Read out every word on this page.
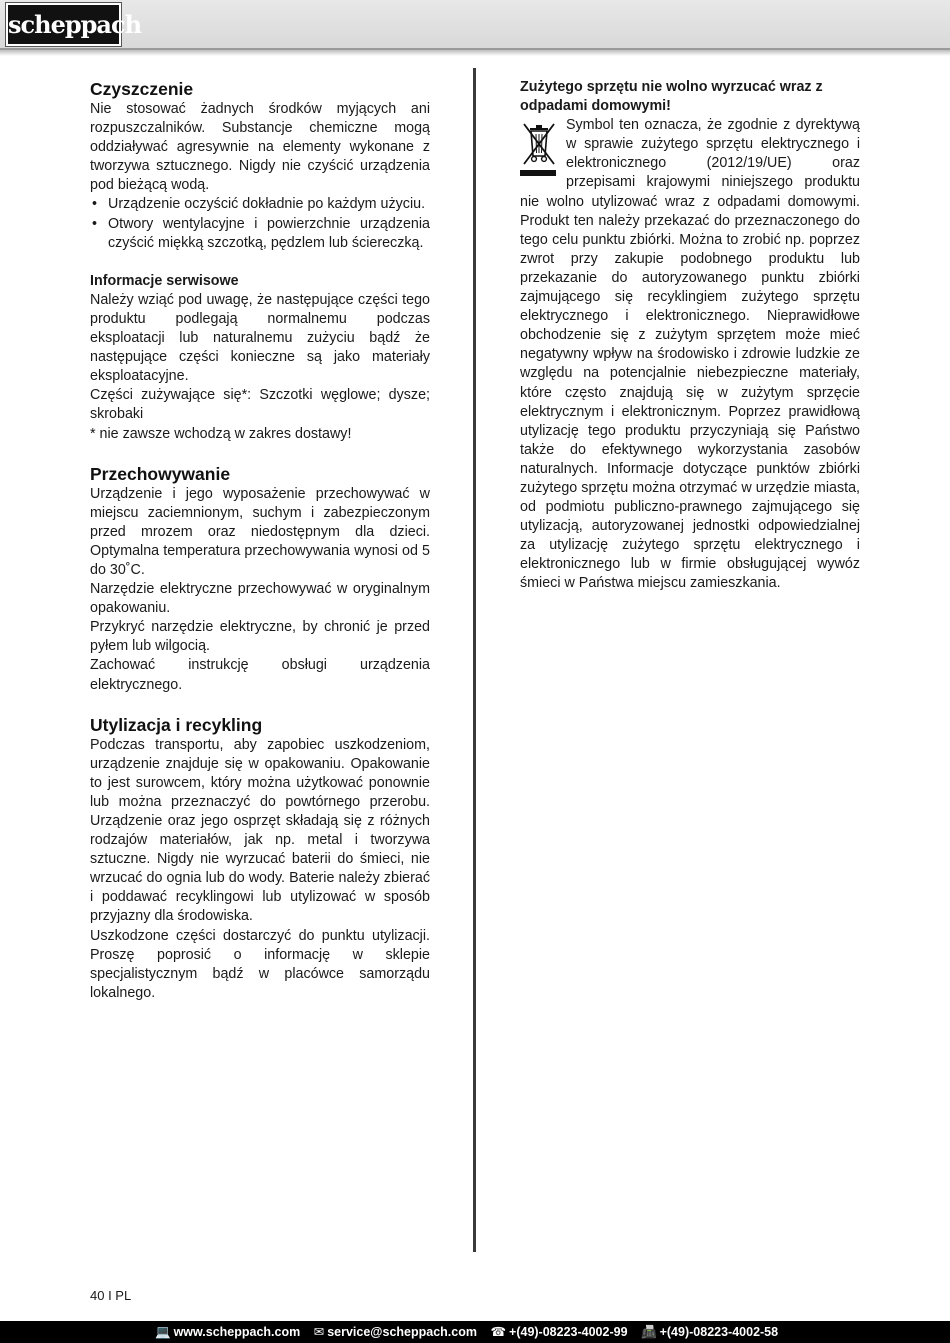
scheppach
Czyszczenie

Nie stosować żadnych środków myjących ani rozpuszczalników. Substancje chemiczne mogą oddziaływać agresywnie na elementy wykonane z tworzywa sztucznego. Nigdy nie czyścić urządzenia pod bieżącą wodą.

• Urządzenie oczyścić dokładnie po każdym użyciu.
• Otwory wentylacyjne i powierzchnie urządzenia czyścić miękką szczotką, pędzlem lub ściereczką.
Informacje serwisowe

Należy wziąć pod uwagę, że następujące części tego produktu podlegają normalnemu podczas eksploatacji lub naturalnemu zużyciu bądź że następujące części konieczne są jako materiały eksploatacyjne.

Części zużywające się*: Szczotki węglowe; dysze; skrobaki

* nie zawsze wchodzą w zakres dostawy!

Przechowywanie

Urządzenie i jego wyposażenie przechowywać w miejscu zaciemnionym, suchym i zabezpieczonym przed mrozem oraz niedostępnym dla dzieci. Optymalna temperatura przechowywania wynosi od 5 do 30˚C.

Narzędzie elektryczne przechowywać w oryginalnym opakowaniu.

Przykryć narzędzie elektryczne, by chronić je przed pyłem lub wilgocią.

Zachować instrukcję obsługi urządzenia elektrycznego.

Utylizacja i recykling

Podczas transportu, aby zapobiec uszkodzeniom, urządzenie znajduje się w opakowaniu. Opakowanie to jest surowcem, który można użytkować ponownie lub można przeznaczyć do powtórnego przerobu. Urządzenie oraz jego osprzęt składają się z różnych rodzajów materiałów, jak np. metal i tworzywa sztuczne. Nigdy nie wyrzucać baterii do śmieci, nie wrzucać do ognia lub do wody. Baterie należy zbierać i poddawać recyklingowi lub utylizować w sposób przyjazny dla środowiska.

Uszkodzone części dostarczyć do punktu utylizacji. Proszę poprosić o informację w sklepie specjalistycznym bądź w placówce samorządu lokalnego.

Zużytego sprzętu nie wolno wyrzucać wraz z odpadami domowymi!

Symbol ten oznacza, że zgodnie z dyrektywą w sprawie zużytego sprzętu elektrycznego i elektronicznego (2012/19/UE) oraz przepisami krajowymi niniejszego produktu nie wolno utylizować wraz z odpadami domowymi. Produkt ten należy przekazać do przeznaczonego do tego celu punktu zbiórki. Można to zrobić np. poprzez zwrot przy zakupie podobnego produktu lub przekazanie do autoryzowanego punktu zbiórki zajmującego się recyklingiem zużytego sprzętu elektrycznego i elektronicznego. Nieprawidłowe obchodzenie się z zużytym sprzętem może mieć negatywny wpływ na środowisko i zdrowie ludzkie ze względu na potencjalnie niebezpieczne materiały, które często znajdują się w zużytym sprzęcie elektrycznym i elektronicznym. Poprzez prawidłową utylizację tego produktu przyczyniają się Państwo także do efektywnego wykorzystania zasobów naturalnych. Informacje dotyczące punktów zbiórki zużytego sprzętu można otrzymać w urzędzie miasta, od podmiotu publiczno-prawnego zajmującego się utylizacją, autoryzowanej jednostki odpowiedzialnej za utylizację zużytego sprzętu elektrycznego i elektronicznego lub w firmie obsługującej wywóz śmieci w Państwa miejscu zamieszkania.

40 I PL
💻 www.scheppach.com ✉ service@scheppach.com ☎ +(49)-08223-4002-99 📠 +(49)-08223-4002-58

* Task brief
Report how many lines of the listing hold the string "przechowywać", giving only the number.

* Complete response
2